— Begin INFORMATION SUPPLIED —

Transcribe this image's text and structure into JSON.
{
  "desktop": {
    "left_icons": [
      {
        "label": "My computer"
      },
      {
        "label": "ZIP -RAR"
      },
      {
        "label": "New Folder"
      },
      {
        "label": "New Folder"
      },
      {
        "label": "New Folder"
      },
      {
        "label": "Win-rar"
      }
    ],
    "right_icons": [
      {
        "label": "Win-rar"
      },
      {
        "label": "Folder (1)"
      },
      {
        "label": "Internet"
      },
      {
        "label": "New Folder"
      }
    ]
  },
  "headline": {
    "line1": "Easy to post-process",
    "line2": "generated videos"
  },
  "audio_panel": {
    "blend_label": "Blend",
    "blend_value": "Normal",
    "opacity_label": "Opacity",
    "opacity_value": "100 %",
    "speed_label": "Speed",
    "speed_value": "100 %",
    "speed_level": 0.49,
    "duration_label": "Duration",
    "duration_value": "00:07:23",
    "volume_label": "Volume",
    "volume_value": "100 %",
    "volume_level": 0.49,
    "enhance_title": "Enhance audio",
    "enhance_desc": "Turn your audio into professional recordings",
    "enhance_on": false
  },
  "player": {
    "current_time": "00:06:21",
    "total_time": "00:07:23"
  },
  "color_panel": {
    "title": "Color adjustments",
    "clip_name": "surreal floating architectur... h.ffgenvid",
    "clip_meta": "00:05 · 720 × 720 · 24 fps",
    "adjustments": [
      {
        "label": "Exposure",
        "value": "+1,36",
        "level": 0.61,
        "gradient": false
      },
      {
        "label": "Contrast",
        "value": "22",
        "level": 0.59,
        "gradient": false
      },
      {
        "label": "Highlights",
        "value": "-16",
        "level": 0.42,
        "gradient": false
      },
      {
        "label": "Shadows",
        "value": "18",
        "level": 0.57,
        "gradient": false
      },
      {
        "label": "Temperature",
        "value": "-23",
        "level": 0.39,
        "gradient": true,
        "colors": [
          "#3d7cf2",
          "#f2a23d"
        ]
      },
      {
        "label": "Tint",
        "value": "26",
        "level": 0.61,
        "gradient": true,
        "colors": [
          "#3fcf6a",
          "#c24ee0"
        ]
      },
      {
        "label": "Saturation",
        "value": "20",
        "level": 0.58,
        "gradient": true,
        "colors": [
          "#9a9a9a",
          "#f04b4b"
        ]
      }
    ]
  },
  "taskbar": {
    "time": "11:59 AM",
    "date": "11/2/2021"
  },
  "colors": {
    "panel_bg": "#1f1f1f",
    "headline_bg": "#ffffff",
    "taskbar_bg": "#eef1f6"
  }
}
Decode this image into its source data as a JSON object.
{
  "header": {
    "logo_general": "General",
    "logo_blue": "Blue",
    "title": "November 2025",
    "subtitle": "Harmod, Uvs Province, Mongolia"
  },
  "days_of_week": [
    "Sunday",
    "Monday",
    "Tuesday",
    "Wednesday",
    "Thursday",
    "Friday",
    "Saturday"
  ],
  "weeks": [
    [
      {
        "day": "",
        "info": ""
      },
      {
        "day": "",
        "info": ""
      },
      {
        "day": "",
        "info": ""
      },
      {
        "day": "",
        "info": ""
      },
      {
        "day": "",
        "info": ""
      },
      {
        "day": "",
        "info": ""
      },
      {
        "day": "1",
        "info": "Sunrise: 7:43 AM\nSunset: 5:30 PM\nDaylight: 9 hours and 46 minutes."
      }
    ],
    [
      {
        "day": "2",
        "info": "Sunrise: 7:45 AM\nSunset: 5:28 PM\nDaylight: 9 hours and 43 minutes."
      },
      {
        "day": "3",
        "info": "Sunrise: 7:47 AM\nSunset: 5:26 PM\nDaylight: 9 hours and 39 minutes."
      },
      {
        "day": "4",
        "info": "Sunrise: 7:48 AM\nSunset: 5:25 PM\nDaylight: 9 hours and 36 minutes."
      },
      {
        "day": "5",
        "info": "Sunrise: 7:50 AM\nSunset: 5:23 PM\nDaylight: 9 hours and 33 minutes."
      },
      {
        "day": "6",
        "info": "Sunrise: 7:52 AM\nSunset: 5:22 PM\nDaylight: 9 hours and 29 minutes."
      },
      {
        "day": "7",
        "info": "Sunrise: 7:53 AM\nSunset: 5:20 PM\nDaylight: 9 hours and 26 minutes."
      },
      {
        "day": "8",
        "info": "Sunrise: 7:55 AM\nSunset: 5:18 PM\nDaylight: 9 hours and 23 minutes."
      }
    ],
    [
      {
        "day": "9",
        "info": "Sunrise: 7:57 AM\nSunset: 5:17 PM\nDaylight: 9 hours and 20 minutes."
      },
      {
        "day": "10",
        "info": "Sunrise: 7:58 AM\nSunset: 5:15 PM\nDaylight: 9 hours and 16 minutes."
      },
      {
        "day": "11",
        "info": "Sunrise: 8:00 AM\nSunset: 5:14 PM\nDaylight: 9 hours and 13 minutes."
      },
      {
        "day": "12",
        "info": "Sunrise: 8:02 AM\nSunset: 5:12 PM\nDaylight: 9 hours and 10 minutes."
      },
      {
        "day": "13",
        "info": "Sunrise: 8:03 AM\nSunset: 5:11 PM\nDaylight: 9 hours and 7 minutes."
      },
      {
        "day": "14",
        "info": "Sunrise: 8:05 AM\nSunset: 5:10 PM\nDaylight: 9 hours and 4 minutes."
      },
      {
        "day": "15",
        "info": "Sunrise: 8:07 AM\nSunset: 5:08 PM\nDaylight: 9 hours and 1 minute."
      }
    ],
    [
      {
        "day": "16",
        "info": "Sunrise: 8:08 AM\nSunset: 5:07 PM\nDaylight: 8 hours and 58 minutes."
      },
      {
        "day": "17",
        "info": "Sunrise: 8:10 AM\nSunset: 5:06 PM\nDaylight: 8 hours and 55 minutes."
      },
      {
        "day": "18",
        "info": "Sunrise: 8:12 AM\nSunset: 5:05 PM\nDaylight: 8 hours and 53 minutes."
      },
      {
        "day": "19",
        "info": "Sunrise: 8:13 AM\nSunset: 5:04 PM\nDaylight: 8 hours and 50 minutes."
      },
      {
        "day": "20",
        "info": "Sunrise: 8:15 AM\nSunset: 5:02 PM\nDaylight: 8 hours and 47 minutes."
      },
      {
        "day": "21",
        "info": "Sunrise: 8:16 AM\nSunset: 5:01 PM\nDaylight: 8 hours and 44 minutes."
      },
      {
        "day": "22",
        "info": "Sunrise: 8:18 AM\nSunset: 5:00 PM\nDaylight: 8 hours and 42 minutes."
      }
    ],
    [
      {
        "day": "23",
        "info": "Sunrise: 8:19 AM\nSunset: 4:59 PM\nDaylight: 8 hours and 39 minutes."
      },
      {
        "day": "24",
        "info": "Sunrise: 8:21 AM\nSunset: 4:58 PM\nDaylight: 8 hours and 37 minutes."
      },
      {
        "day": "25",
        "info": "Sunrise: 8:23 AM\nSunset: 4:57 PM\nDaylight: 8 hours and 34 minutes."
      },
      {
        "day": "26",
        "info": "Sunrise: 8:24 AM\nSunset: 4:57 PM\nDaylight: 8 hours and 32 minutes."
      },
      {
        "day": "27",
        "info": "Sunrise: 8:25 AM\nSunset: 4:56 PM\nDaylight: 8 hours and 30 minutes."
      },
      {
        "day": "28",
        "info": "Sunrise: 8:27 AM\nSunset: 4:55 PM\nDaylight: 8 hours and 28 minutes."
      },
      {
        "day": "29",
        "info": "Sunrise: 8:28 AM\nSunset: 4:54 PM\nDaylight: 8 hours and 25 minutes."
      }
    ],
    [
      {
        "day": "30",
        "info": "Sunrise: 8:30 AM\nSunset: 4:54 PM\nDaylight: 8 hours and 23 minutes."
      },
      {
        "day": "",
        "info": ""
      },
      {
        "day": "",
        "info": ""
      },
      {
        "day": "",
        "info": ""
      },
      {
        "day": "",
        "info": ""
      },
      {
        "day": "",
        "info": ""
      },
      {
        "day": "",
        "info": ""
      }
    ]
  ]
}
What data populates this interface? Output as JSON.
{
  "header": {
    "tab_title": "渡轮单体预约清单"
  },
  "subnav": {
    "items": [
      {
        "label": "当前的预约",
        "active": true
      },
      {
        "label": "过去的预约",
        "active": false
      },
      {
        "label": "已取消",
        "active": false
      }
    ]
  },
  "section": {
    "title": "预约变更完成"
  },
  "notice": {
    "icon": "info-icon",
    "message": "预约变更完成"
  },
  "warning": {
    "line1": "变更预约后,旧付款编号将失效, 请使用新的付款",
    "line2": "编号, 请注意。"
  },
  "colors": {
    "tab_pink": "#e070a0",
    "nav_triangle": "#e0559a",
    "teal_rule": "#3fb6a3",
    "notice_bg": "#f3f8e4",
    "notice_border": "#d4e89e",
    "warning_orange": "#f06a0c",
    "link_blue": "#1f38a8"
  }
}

— End INFORMATION SUPPLIED —

- [SHORT TASK]:
Write out exactly the final stretch of the records: the line containing "What data populates" and every line after it, through the last, and nothing else.

- [RESPONSE TO THE EXERCISE]:
What data populates this interface? Output as JSON.
{
  "header": {
    "tab_title": "渡轮单体预约清单"
  },
  "subnav": {
    "items": [
      {
        "label": "当前的预约",
        "active": true
      },
      {
        "label": "过去的预约",
        "active": false
      },
      {
        "label": "已取消",
        "active": false
      }
    ]
  },
  "section": {
    "title": "预约变更完成"
  },
  "notice": {
    "icon": "info-icon",
    "message": "预约变更完成"
  },
  "warning": {
    "line1": "变更预约后,旧付款编号将失效, 请使用新的付款",
    "line2": "编号, 请注意。"
  },
  "colors": {
    "tab_pink": "#e070a0",
    "nav_triangle": "#e0559a",
    "teal_rule": "#3fb6a3",
    "notice_bg": "#f3f8e4",
    "notice_border": "#d4e89e",
    "warning_orange": "#f06a0c",
    "link_blue": "#1f38a8"
  }
}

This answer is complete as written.